## Problem description
Search the listing for the string "экрану" and copy every line that contains it.

## Dataset entries

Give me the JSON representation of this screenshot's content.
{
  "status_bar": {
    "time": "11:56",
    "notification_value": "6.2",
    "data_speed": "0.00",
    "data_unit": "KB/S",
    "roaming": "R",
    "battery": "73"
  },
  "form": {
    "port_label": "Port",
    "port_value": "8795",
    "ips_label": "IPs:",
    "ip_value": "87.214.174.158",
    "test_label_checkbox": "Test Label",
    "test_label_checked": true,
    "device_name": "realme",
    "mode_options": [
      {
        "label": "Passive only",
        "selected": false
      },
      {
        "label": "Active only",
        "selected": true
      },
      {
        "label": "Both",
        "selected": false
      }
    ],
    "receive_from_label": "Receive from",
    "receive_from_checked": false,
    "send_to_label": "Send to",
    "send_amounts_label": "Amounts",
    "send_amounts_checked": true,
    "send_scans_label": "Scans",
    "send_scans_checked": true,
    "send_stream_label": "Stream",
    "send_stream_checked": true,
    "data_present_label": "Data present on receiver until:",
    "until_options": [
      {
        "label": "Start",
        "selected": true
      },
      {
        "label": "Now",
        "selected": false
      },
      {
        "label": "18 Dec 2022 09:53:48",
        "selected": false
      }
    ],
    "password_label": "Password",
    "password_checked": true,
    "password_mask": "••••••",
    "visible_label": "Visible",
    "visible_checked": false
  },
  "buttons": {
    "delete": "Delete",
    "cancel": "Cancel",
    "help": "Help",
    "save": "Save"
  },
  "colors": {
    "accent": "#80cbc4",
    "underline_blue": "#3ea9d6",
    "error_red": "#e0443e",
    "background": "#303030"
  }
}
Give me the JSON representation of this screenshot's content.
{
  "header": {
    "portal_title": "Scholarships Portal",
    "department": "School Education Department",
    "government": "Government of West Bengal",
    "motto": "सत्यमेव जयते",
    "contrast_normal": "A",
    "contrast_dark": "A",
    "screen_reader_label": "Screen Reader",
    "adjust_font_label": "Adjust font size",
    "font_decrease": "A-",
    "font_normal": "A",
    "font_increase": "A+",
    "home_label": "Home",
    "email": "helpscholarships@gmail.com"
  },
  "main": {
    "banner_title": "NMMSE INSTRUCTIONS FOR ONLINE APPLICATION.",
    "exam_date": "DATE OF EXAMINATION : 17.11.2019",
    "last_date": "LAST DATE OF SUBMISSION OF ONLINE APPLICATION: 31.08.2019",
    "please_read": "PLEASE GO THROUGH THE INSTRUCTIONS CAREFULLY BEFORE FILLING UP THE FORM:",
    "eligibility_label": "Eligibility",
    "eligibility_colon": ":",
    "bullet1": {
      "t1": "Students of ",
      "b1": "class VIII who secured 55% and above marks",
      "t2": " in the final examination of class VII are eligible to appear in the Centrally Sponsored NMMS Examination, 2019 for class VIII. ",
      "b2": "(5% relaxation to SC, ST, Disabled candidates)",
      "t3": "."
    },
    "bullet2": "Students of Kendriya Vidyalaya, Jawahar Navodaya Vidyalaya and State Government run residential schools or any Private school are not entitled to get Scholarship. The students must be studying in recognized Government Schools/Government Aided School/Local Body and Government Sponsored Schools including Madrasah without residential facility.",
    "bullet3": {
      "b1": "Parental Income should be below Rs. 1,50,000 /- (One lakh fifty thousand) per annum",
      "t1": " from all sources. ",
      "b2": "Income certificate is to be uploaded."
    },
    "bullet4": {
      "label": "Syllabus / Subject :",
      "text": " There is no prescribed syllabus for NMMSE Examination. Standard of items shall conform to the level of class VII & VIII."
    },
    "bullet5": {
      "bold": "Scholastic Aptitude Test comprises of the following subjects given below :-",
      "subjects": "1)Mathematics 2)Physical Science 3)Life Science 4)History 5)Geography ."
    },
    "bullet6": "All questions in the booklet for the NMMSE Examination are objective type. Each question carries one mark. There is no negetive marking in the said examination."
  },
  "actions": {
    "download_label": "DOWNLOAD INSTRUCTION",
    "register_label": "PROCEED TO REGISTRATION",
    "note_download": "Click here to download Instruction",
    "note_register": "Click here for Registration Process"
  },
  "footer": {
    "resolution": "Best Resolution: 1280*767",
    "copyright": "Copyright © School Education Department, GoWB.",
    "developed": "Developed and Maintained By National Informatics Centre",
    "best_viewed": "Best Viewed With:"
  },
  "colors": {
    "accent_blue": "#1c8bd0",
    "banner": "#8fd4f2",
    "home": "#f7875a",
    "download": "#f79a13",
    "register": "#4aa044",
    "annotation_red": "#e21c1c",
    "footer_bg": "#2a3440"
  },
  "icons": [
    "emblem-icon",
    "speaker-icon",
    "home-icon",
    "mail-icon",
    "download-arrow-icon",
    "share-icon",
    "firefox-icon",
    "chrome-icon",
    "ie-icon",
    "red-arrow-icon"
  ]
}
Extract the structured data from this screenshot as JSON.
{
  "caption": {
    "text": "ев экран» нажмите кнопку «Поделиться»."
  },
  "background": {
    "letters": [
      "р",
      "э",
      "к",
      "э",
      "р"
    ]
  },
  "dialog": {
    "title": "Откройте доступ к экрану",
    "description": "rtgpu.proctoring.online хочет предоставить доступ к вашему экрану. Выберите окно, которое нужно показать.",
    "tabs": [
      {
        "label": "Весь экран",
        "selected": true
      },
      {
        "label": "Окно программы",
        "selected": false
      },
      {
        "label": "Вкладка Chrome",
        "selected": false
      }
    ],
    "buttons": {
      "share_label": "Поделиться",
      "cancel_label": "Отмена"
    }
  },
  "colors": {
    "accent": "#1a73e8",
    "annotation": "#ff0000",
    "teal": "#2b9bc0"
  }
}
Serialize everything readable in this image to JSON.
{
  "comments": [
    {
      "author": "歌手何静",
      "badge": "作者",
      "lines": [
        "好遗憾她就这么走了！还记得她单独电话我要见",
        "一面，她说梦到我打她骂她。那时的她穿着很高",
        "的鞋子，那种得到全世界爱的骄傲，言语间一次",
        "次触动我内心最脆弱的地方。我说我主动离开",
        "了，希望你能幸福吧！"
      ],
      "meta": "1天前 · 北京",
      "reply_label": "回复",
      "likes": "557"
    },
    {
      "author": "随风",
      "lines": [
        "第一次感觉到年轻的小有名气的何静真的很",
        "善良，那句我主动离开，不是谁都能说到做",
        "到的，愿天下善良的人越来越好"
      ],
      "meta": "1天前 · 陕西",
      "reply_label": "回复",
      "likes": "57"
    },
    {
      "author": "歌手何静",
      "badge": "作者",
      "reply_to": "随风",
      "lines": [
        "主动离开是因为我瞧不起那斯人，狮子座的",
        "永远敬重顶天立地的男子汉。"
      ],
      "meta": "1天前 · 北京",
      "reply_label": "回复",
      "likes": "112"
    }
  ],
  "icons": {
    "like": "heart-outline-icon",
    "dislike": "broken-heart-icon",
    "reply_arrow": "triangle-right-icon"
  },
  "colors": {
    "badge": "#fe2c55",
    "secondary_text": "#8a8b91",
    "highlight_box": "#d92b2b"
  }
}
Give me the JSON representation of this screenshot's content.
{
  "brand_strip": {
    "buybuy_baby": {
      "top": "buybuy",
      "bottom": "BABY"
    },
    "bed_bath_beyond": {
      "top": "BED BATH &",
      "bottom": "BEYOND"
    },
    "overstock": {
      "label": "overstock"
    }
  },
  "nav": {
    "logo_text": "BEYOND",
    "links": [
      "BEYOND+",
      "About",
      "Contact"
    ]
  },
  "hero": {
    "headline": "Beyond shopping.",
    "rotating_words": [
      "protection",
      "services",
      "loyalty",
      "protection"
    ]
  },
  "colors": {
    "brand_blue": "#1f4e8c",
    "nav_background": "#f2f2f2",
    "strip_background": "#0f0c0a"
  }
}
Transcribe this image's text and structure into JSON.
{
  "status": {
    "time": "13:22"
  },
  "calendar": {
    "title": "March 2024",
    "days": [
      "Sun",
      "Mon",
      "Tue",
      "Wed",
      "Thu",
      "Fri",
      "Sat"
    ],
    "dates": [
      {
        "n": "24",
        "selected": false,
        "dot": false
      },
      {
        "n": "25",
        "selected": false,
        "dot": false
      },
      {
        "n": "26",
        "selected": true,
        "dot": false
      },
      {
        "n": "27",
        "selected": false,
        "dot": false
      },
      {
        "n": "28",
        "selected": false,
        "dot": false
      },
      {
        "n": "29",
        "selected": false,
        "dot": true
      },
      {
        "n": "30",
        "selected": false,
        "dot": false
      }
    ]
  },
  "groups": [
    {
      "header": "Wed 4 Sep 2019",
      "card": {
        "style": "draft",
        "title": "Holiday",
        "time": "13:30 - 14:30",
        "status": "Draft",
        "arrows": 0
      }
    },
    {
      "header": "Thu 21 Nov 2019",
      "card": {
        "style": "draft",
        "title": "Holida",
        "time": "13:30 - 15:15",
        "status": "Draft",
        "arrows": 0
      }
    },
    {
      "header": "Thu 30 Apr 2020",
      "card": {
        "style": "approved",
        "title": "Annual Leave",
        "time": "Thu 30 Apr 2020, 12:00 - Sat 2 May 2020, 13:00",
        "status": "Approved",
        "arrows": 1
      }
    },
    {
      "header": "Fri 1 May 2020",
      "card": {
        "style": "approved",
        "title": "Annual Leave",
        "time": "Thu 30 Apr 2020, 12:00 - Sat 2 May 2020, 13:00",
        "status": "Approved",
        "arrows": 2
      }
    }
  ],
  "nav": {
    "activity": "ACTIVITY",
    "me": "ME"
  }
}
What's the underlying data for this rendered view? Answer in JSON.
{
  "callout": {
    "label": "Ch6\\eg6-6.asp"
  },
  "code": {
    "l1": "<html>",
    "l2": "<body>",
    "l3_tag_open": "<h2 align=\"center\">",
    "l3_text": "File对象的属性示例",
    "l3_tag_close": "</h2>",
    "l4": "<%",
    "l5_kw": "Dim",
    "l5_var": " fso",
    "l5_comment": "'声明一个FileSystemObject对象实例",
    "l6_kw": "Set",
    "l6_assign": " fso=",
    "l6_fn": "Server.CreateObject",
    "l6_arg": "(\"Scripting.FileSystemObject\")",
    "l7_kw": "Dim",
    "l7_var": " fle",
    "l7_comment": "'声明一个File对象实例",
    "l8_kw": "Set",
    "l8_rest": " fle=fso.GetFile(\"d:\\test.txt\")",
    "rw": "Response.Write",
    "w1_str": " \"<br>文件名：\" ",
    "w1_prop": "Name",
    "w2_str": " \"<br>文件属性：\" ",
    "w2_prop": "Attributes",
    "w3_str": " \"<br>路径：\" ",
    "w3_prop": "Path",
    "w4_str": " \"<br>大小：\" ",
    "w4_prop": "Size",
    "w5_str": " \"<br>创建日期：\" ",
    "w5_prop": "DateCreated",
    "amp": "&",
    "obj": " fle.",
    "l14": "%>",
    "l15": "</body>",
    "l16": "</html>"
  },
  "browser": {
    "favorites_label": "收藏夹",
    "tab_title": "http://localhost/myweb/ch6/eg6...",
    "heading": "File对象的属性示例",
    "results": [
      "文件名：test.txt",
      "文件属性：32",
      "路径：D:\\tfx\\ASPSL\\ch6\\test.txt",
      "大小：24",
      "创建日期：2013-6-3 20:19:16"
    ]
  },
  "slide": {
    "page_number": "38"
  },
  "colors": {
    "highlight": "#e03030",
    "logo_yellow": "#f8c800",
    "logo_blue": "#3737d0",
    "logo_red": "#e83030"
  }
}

## The completed task
    "title": "Откройте доступ к экрану",
    "description": "rtgpu.proctoring.online хочет предоставить доступ к вашему экрану. Выберите окно, которое нужно показать.",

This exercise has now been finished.